▶ [RECORDS FOR THIS TASK]:
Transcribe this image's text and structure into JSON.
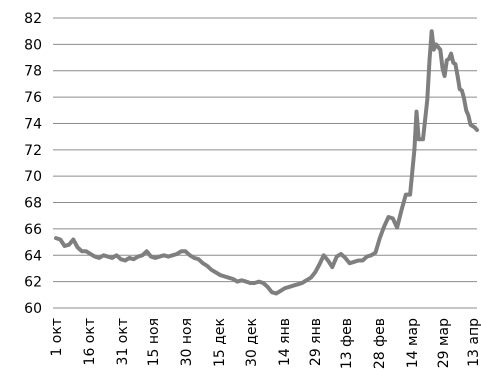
{
  "chart_data": {
    "type": "line",
    "title": "",
    "xlabel": "",
    "ylabel": "",
    "ylim": [
      60,
      82
    ],
    "y_ticks": [
      60,
      62,
      64,
      66,
      68,
      70,
      72,
      74,
      76,
      78,
      80,
      82
    ],
    "grid": "horizontal",
    "legend": "none",
    "x_ticks": [
      "1 окт",
      "16 окт",
      "31 окт",
      "15 ноя",
      "30 ноя",
      "15 дек",
      "30 дек",
      "14 янв",
      "29 янв",
      "13 фев",
      "28 фев",
      "14 мар",
      "29 мар",
      "13 апр"
    ],
    "series": [
      {
        "color": "#7f7f7f",
        "points": [
          [
            0,
            65.3
          ],
          [
            2,
            65.2
          ],
          [
            4,
            64.7
          ],
          [
            6,
            64.8
          ],
          [
            8,
            65.2
          ],
          [
            10,
            64.6
          ],
          [
            12,
            64.3
          ],
          [
            14,
            64.3
          ],
          [
            16,
            64.1
          ],
          [
            18,
            63.9
          ],
          [
            20,
            63.8
          ],
          [
            22,
            64.0
          ],
          [
            24,
            63.9
          ],
          [
            26,
            63.8
          ],
          [
            28,
            64.0
          ],
          [
            30,
            63.7
          ],
          [
            32,
            63.6
          ],
          [
            34,
            63.8
          ],
          [
            36,
            63.7
          ],
          [
            38,
            63.9
          ],
          [
            40,
            64.0
          ],
          [
            42,
            64.3
          ],
          [
            44,
            63.9
          ],
          [
            46,
            63.8
          ],
          [
            48,
            63.9
          ],
          [
            50,
            64.0
          ],
          [
            52,
            63.9
          ],
          [
            54,
            64.0
          ],
          [
            56,
            64.1
          ],
          [
            58,
            64.3
          ],
          [
            60,
            64.3
          ],
          [
            62,
            64.0
          ],
          [
            64,
            63.8
          ],
          [
            66,
            63.7
          ],
          [
            68,
            63.4
          ],
          [
            70,
            63.2
          ],
          [
            72,
            62.9
          ],
          [
            74,
            62.7
          ],
          [
            76,
            62.5
          ],
          [
            78,
            62.4
          ],
          [
            80,
            62.3
          ],
          [
            82,
            62.2
          ],
          [
            84,
            62.0
          ],
          [
            86,
            62.1
          ],
          [
            88,
            62.0
          ],
          [
            90,
            61.9
          ],
          [
            92,
            61.9
          ],
          [
            94,
            62.0
          ],
          [
            96,
            61.9
          ],
          [
            98,
            61.6
          ],
          [
            100,
            61.2
          ],
          [
            102,
            61.1
          ],
          [
            104,
            61.3
          ],
          [
            106,
            61.5
          ],
          [
            108,
            61.6
          ],
          [
            110,
            61.7
          ],
          [
            112,
            61.8
          ],
          [
            114,
            61.9
          ],
          [
            116,
            62.1
          ],
          [
            118,
            62.3
          ],
          [
            120,
            62.7
          ],
          [
            122,
            63.3
          ],
          [
            124,
            64.0
          ],
          [
            126,
            63.6
          ],
          [
            128,
            63.1
          ],
          [
            130,
            63.9
          ],
          [
            132,
            64.1
          ],
          [
            134,
            63.8
          ],
          [
            136,
            63.4
          ],
          [
            138,
            63.5
          ],
          [
            140,
            63.6
          ],
          [
            142,
            63.6
          ],
          [
            144,
            63.9
          ],
          [
            146,
            64.0
          ],
          [
            148,
            64.2
          ],
          [
            150,
            65.3
          ],
          [
            152,
            66.2
          ],
          [
            154,
            66.9
          ],
          [
            156,
            66.8
          ],
          [
            158,
            66.1
          ],
          [
            160,
            67.4
          ],
          [
            162,
            68.6
          ],
          [
            164,
            68.6
          ],
          [
            166,
            72.0
          ],
          [
            167,
            74.9
          ],
          [
            168,
            72.8
          ],
          [
            170,
            72.8
          ],
          [
            172,
            75.8
          ],
          [
            173,
            78.8
          ],
          [
            174,
            81.0
          ],
          [
            175,
            79.6
          ],
          [
            176,
            80.0
          ],
          [
            178,
            79.6
          ],
          [
            179,
            78.2
          ],
          [
            180,
            77.6
          ],
          [
            181,
            78.8
          ],
          [
            182,
            78.9
          ],
          [
            183,
            79.3
          ],
          [
            184,
            78.6
          ],
          [
            185,
            78.5
          ],
          [
            186,
            77.6
          ],
          [
            187,
            76.6
          ],
          [
            188,
            76.5
          ],
          [
            189,
            75.9
          ],
          [
            190,
            75.0
          ],
          [
            191,
            74.6
          ],
          [
            192,
            73.9
          ],
          [
            193,
            73.8
          ],
          [
            194,
            73.7
          ],
          [
            195,
            73.5
          ]
        ]
      }
    ]
  }
}
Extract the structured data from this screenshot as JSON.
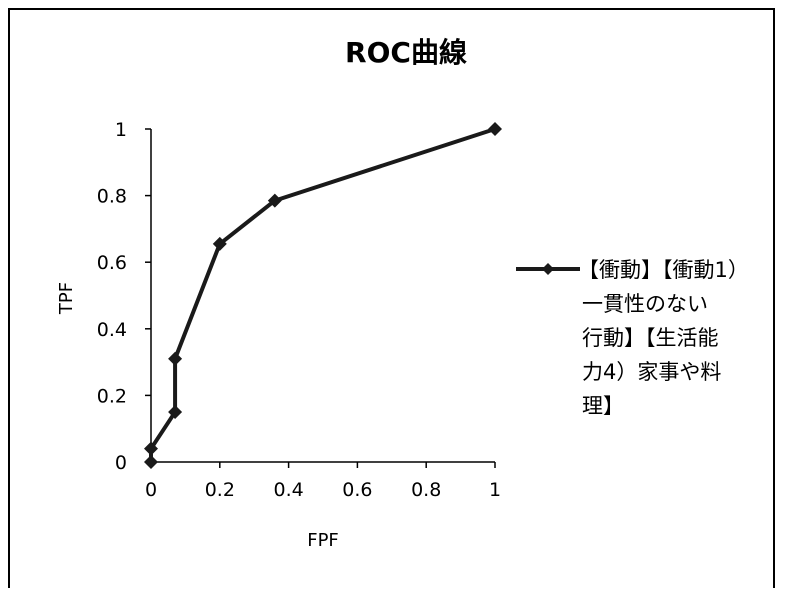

▶ [SHORT PROBLEM]: Give the count of lines that hold the word "JSON", with nothing added.

▶ [RESPONSE FOR THIS EXERCISE]: 2